## What you are asked to do
Convert all of the rows below into a numbered list with one line per item, leaving out any blank lines.

[Dataset excerpt]
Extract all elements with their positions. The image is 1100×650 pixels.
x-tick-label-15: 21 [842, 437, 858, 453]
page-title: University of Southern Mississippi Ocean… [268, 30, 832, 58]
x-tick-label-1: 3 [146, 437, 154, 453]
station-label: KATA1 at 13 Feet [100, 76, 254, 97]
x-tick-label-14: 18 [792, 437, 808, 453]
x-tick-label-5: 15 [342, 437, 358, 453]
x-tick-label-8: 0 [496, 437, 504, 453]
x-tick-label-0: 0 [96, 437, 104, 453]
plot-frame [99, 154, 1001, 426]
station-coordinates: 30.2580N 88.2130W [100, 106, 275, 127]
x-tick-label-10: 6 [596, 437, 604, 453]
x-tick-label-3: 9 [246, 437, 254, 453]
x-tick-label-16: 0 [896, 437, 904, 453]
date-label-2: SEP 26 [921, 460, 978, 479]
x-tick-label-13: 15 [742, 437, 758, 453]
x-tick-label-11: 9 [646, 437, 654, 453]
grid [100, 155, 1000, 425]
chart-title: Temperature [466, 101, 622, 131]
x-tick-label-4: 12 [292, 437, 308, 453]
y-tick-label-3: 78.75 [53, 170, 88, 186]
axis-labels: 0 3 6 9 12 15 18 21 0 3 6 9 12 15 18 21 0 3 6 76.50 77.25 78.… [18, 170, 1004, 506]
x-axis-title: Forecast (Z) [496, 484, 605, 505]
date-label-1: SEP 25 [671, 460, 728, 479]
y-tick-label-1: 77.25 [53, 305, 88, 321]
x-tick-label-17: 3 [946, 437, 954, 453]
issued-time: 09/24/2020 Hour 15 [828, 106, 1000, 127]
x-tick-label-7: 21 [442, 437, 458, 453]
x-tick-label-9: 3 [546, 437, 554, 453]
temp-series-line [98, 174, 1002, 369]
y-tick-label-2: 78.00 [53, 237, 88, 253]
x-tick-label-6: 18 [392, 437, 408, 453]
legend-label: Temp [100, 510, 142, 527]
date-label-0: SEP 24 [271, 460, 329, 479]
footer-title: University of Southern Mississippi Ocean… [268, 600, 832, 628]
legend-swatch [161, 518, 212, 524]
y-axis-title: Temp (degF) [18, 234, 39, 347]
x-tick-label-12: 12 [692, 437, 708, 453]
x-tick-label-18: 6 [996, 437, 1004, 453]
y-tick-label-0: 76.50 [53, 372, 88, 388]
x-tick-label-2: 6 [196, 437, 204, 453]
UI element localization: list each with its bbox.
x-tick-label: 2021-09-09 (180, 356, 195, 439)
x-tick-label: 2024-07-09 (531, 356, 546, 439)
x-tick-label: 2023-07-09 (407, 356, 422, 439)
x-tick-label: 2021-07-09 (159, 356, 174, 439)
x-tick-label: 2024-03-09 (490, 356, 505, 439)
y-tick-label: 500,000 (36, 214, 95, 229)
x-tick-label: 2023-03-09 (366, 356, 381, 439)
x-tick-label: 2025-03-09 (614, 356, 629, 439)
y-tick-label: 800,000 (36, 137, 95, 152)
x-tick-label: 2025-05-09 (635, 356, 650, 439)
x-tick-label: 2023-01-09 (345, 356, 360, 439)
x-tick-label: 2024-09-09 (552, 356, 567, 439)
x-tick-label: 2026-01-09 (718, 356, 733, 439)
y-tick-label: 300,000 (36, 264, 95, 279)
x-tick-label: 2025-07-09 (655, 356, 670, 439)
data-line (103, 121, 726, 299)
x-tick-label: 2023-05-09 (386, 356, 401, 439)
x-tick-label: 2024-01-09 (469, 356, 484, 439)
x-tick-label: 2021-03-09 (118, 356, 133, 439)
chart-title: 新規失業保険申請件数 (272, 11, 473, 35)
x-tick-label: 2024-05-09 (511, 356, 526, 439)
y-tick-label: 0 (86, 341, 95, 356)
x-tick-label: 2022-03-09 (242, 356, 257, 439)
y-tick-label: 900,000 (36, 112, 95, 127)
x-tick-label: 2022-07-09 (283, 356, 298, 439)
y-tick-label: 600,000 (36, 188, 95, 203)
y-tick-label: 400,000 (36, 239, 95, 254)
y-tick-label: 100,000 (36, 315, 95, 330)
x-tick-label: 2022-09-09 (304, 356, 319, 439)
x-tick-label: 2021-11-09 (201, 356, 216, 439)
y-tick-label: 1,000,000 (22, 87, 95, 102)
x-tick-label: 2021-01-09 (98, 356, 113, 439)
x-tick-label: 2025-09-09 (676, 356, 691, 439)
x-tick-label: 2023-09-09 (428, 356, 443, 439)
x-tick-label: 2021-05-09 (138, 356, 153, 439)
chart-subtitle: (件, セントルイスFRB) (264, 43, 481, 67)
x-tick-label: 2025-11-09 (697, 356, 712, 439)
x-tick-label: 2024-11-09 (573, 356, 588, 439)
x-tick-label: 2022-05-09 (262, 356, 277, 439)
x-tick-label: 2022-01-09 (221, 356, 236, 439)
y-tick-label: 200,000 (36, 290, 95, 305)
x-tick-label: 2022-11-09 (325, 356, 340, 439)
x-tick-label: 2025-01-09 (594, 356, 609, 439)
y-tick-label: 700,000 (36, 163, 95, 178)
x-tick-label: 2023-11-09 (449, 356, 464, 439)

## Expected output
1. Extract all elements with their positions. The image is 1100×650 pixels.
2. x-tick-label-15: 21 [842, 437, 858, 453]
3. page-title: University of Southern Mississippi Ocean… [268, 30, 832, 58]
4. x-tick-label-1: 3 [146, 437, 154, 453]
5. station-label: KATA1 at 13 Feet [100, 76, 254, 97]
6. x-tick-label-14: 18 [792, 437, 808, 453]
7. x-tick-label-5: 15 [342, 437, 358, 453]
8. x-tick-label-8: 0 [496, 437, 504, 453]
9. x-tick-label-0: 0 [96, 437, 104, 453]
10. plot-frame [99, 154, 1001, 426]
11. station-coordinates: 30.2580N 88.2130W [100, 106, 275, 127]
12. x-tick-label-10: 6 [596, 437, 604, 453]
13. x-tick-label-3: 9 [246, 437, 254, 453]
14. x-tick-label-16: 0 [896, 437, 904, 453]
15. date-label-2: SEP 26 [921, 460, 978, 479]
16. x-tick-label-13: 15 [742, 437, 758, 453]
17. x-tick-label-11: 9 [646, 437, 654, 453]
18. grid [100, 155, 1000, 425]
19. chart-title: Temperature [466, 101, 622, 131]
20. x-tick-label-4: 12 [292, 437, 308, 453]
21. y-tick-label-3: 78.75 [53, 170, 88, 186]
22. axis-labels: 0 3 6 9 12 15 18 21 0 3 6 9 12 15 18 21 0 3 6 76.50 77.25 78.… [18, 170, 1004, 506]
23. x-axis-title: Forecast (Z) [496, 484, 605, 505]
24. date-label-1: SEP 25 [671, 460, 728, 479]
25. y-tick-label-1: 77.25 [53, 305, 88, 321]
26. x-tick-label-17: 3 [946, 437, 954, 453]
27. issued-time: 09/24/2020 Hour 15 [828, 106, 1000, 127]
28. x-tick-label-7: 21 [442, 437, 458, 453]
29. x-tick-label-9: 3 [546, 437, 554, 453]
30. temp-series-line [98, 174, 1002, 369]
31. y-tick-label-2: 78.00 [53, 237, 88, 253]
32. x-tick-label-6: 18 [392, 437, 408, 453]
33. legend-label: Temp [100, 510, 142, 527]
34. date-label-0: SEP 24 [271, 460, 329, 479]
35. footer-title: University of Southern Mississippi Ocean… [268, 600, 832, 628]
36. legend-swatch [161, 518, 212, 524]
37. y-axis-title: Temp (degF) [18, 234, 39, 347]
38. x-tick-label-12: 12 [692, 437, 708, 453]
39. x-tick-label-18: 6 [996, 437, 1004, 453]
40. y-tick-label-0: 76.50 [53, 372, 88, 388]
41. x-tick-label-2: 6 [196, 437, 204, 453]
42. UI element localization: list each with its bbox.
43. x-tick-label: 2021-09-09 (180, 356, 195, 439)
44. x-tick-label: 2024-07-09 (531, 356, 546, 439)
45. x-tick-label: 2023-07-09 (407, 356, 422, 439)
46. x-tick-label: 2021-07-09 (159, 356, 174, 439)
47. x-tick-label: 2024-03-09 (490, 356, 505, 439)
48. y-tick-label: 500,000 (36, 214, 95, 229)
49. x-tick-label: 2023-03-09 (366, 356, 381, 439)
50. x-tick-label: 2025-03-09 (614, 356, 629, 439)
51. y-tick-label: 800,000 (36, 137, 95, 152)
52. x-tick-label: 2025-05-09 (635, 356, 650, 439)
53. x-tick-label: 2023-01-09 (345, 356, 360, 439)
54. x-tick-label: 2024-09-09 (552, 356, 567, 439)
55. x-tick-label: 2026-01-09 (718, 356, 733, 439)
56. y-tick-label: 300,000 (36, 264, 95, 279)
57. x-tick-label: 2025-07-09 (655, 356, 670, 439)
58. data-line (103, 121, 726, 299)
59. x-tick-label: 2023-05-09 (386, 356, 401, 439)
60. x-tick-label: 2024-01-09 (469, 356, 484, 439)
61. x-tick-label: 2021-03-09 (118, 356, 133, 439)
62. chart-title: 新規失業保険申請件数 (272, 11, 473, 35)
63. x-tick-label: 2024-05-09 (511, 356, 526, 439)
64. y-tick-label: 0 (86, 341, 95, 356)
65. x-tick-label: 2022-03-09 (242, 356, 257, 439)
66. y-tick-label: 900,000 (36, 112, 95, 127)
67. x-tick-label: 2022-07-09 (283, 356, 298, 439)
68. y-tick-label: 600,000 (36, 188, 95, 203)
69. y-tick-label: 400,000 (36, 239, 95, 254)
70. y-tick-label: 100,000 (36, 315, 95, 330)
71. x-tick-label: 2022-09-09 (304, 356, 319, 439)
72. x-tick-label: 2021-11-09 (201, 356, 216, 439)
73. y-tick-label: 1,000,000 (22, 87, 95, 102)
74. x-tick-label: 2021-01-09 (98, 356, 113, 439)
75. x-tick-label: 2025-09-09 (676, 356, 691, 439)
76. x-tick-label: 2023-09-09 (428, 356, 443, 439)
77. x-tick-label: 2021-05-09 (138, 356, 153, 439)
78. chart-subtitle: (件, セントルイスFRB) (264, 43, 481, 67)
79. x-tick-label: 2025-11-09 (697, 356, 712, 439)
80. x-tick-label: 2024-11-09 (573, 356, 588, 439)
81. x-tick-label: 2022-05-09 (262, 356, 277, 439)
82. x-tick-label: 2022-01-09 (221, 356, 236, 439)
83. y-tick-label: 200,000 (36, 290, 95, 305)
84. x-tick-label: 2022-11-09 (325, 356, 340, 439)
85. x-tick-label: 2025-01-09 (594, 356, 609, 439)
86. y-tick-label: 700,000 (36, 163, 95, 178)
87. x-tick-label: 2023-11-09 (449, 356, 464, 439)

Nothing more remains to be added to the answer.